>> begin TEXT SHOWN

UH Art Historian Sandra Zalman Named ACLS Fellow

ACLS Fellowship to Support Zalman’s Upcoming Book on Surrealism

Each year, the American Council of Learned Societies (ACLS) awards fellowships to the country’s top scholars in humanities and social sciences. Among this year’s crop of ACLS fellows is Sandra Zalman, University of Houston assistant professor of art history.

The award will support Zalman as she completes her upcoming book “Surrealism and Its Afterlife in American Art: 1936 - 1986.”

“I'm very honored and incredibly grateful to receive this award,” she said. “This fellowship period represents a crucial opportunity to concentrate on my research and focus on writing this book.”

The book, she said, will focus on how surrealism is absorbed by American mass culture and interacts with it. Artists to be covered in the book include Salvador Dali and Rene Magritte.

“The book is about how these artists’ works circulate in popular culture and how exhibitions of surrealism frame these works for public consumption as places like the New York’s Museum of Modern Art (MoMA) or Museum of Fine Arts, Houston,” Zalman said.

>> end TEXT SHOWN

> [EXERCISE REQUIREMENTS]:
Extend the article about art historian Sandra Zalman's ACLS fellowship, picking up right after its final sentence.

>> begin ROWS

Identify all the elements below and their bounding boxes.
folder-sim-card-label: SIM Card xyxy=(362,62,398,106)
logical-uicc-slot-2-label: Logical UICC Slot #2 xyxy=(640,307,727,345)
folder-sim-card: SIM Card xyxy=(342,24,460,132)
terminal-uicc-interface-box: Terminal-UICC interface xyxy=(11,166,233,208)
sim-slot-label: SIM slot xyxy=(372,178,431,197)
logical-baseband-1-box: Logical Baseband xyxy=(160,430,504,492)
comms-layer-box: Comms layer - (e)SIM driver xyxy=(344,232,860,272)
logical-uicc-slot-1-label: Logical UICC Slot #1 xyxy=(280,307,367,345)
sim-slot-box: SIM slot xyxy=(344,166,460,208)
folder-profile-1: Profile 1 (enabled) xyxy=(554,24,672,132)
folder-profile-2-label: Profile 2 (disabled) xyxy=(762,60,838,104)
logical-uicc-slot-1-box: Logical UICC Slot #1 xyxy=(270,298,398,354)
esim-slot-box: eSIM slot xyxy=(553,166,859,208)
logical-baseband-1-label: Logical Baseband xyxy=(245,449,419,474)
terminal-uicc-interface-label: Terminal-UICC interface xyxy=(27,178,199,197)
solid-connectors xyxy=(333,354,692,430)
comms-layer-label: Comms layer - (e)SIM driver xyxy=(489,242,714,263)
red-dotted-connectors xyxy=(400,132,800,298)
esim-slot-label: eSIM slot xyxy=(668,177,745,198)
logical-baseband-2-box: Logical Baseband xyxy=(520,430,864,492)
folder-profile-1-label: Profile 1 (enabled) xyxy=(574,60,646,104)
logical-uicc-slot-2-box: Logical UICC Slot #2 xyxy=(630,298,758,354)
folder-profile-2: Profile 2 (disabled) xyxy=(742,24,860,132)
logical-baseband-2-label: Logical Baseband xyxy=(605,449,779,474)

>> end ROWS

> [EXPECTED OUTPUT]:
Surrealism is Zalman’s primary area of expertise, and she teaches a course on the topic at UH’s School of Art. She also teaches a class on museums. This semester, Zalman is instructing a course that explores MoMA and how it shaped the canon of contemporary art in the U.S. She recently co-chaired the College Art Association’s annual meeting “From Camp to Visual Culture: Accounting for Bad Art Since the 1960s.” In 2010, Zalman was awarded a Creative Capital-Warhol Foundation Arts Writers Grant that supported her article “Whose Modern Art?”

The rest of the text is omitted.